(Records from a dataset)
+ + + + + + +

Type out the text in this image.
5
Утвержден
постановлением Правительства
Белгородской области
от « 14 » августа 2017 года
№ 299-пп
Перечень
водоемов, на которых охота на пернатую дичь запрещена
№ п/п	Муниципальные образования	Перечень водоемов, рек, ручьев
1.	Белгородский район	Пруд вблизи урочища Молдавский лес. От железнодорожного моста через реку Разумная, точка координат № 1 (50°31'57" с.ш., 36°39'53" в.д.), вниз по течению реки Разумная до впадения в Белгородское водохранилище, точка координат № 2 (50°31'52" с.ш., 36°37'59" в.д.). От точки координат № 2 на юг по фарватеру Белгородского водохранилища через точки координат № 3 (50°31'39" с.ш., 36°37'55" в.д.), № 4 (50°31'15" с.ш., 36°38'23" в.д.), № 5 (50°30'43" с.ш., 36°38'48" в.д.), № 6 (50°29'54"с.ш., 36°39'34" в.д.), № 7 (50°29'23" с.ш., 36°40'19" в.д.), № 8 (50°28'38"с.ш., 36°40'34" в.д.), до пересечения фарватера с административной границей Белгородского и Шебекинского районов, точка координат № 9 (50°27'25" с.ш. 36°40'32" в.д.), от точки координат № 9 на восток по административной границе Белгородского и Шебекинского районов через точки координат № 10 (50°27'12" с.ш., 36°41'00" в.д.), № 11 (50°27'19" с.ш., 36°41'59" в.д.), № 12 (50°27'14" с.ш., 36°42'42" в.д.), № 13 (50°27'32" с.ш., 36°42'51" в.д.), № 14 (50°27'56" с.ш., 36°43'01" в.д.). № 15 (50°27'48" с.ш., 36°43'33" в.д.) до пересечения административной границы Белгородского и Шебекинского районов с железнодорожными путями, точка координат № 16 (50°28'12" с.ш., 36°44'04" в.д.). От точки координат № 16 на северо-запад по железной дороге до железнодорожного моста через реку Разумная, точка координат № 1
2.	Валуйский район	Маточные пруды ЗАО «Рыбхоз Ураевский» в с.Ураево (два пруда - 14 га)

+ + + + + + +

Brief
Transcribe the whole listing with nothing added or left out.

Task result
Type out the text in this image.
5
Утвержден
постановлением Правительства
Белгородской области
от « 14 » августа 2017 года
№ 299-пп
Перечень
водоемов, на которых охота на пернатую дичь запрещена
№ п/п	Муниципальные образования	Перечень водоемов, рек, ручьев
1.	Белгородский район	Пруд вблизи урочища Молдавский лес. От железнодорожного моста через реку Разумная, точка координат № 1 (50°31'57" с.ш., 36°39'53" в.д.), вниз по течению реки Разумная до впадения в Белгородское водохранилище, точка координат № 2 (50°31'52" с.ш., 36°37'59" в.д.). От точки координат № 2 на юг по фарватеру Белгородского водохранилища через точки координат № 3 (50°31'39" с.ш., 36°37'55" в.д.), № 4 (50°31'15" с.ш., 36°38'23" в.д.), № 5 (50°30'43" с.ш., 36°38'48" в.д.), № 6 (50°29'54"с.ш., 36°39'34" в.д.), № 7 (50°29'23" с.ш., 36°40'19" в.д.), № 8 (50°28'38"с.ш., 36°40'34" в.д.), до пересечения фарватера с административной границей Белгородского и Шебекинского районов, точка координат № 9 (50°27'25" с.ш. 36°40'32" в.д.), от точки координат № 9 на восток по административной границе Белгородского и Шебекинского районов через точки координат № 10 (50°27'12" с.ш., 36°41'00" в.д.), № 11 (50°27'19" с.ш., 36°41'59" в.д.), № 12 (50°27'14" с.ш., 36°42'42" в.д.), № 13 (50°27'32" с.ш., 36°42'51" в.д.), № 14 (50°27'56" с.ш., 36°43'01" в.д.). № 15 (50°27'48" с.ш., 36°43'33" в.д.) до пересечения административной границы Белгородского и Шебекинского районов с железнодорожными путями, точка координат № 16 (50°28'12" с.ш., 36°44'04" в.д.). От точки координат № 16 на северо-запад по железной дороге до железнодорожного моста через реку Разумная, точка координат № 1
2.	Валуйский район	Маточные пруды ЗАО «Рыбхоз Ураевский» в с.Ураево (два пруда - 14 га)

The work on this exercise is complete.